WHAT YOU SHOULD DO — Tally the lines that contain the string "organization" and state that total without comment.

PROVIDED RECORDS —
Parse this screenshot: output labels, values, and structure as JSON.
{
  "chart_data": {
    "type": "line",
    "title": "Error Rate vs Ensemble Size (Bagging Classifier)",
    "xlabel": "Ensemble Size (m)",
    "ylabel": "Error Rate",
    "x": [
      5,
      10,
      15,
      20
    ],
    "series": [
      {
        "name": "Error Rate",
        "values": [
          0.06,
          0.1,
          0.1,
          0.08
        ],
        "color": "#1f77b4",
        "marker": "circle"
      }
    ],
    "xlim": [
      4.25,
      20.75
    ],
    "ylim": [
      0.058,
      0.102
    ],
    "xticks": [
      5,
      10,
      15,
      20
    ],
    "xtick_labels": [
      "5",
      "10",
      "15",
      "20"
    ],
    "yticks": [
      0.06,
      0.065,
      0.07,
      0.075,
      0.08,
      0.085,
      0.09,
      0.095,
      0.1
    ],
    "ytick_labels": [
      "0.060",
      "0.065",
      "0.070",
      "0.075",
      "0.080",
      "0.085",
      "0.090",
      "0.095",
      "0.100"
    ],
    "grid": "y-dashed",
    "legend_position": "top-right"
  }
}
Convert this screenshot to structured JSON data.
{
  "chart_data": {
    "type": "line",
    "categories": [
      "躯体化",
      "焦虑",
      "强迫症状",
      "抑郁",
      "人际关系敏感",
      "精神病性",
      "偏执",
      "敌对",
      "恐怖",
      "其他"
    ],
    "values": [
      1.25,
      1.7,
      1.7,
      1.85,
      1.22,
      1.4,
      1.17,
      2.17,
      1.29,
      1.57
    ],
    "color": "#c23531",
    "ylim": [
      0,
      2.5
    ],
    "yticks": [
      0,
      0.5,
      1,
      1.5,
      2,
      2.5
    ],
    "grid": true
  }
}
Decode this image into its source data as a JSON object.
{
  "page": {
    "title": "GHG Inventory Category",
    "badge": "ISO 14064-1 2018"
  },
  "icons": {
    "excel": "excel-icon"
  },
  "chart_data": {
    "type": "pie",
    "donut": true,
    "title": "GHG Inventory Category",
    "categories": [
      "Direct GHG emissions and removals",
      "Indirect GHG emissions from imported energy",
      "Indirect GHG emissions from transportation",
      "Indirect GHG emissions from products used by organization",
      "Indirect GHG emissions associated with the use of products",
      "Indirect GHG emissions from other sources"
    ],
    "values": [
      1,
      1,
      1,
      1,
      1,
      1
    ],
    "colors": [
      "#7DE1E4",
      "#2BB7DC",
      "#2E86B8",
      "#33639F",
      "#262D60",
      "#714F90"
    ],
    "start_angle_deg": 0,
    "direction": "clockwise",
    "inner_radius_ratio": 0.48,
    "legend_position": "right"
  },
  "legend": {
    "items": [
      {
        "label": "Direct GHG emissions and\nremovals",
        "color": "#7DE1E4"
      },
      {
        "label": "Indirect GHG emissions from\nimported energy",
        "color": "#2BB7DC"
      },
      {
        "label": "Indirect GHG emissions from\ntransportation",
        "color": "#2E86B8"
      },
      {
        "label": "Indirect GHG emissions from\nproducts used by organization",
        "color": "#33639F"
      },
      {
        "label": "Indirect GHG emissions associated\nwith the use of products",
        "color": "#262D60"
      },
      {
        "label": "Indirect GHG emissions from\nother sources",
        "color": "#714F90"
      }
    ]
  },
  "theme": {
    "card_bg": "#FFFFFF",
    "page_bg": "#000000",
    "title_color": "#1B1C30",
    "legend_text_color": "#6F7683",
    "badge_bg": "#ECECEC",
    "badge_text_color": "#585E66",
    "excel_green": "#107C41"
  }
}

RESULT OF THE EXERCISE — 2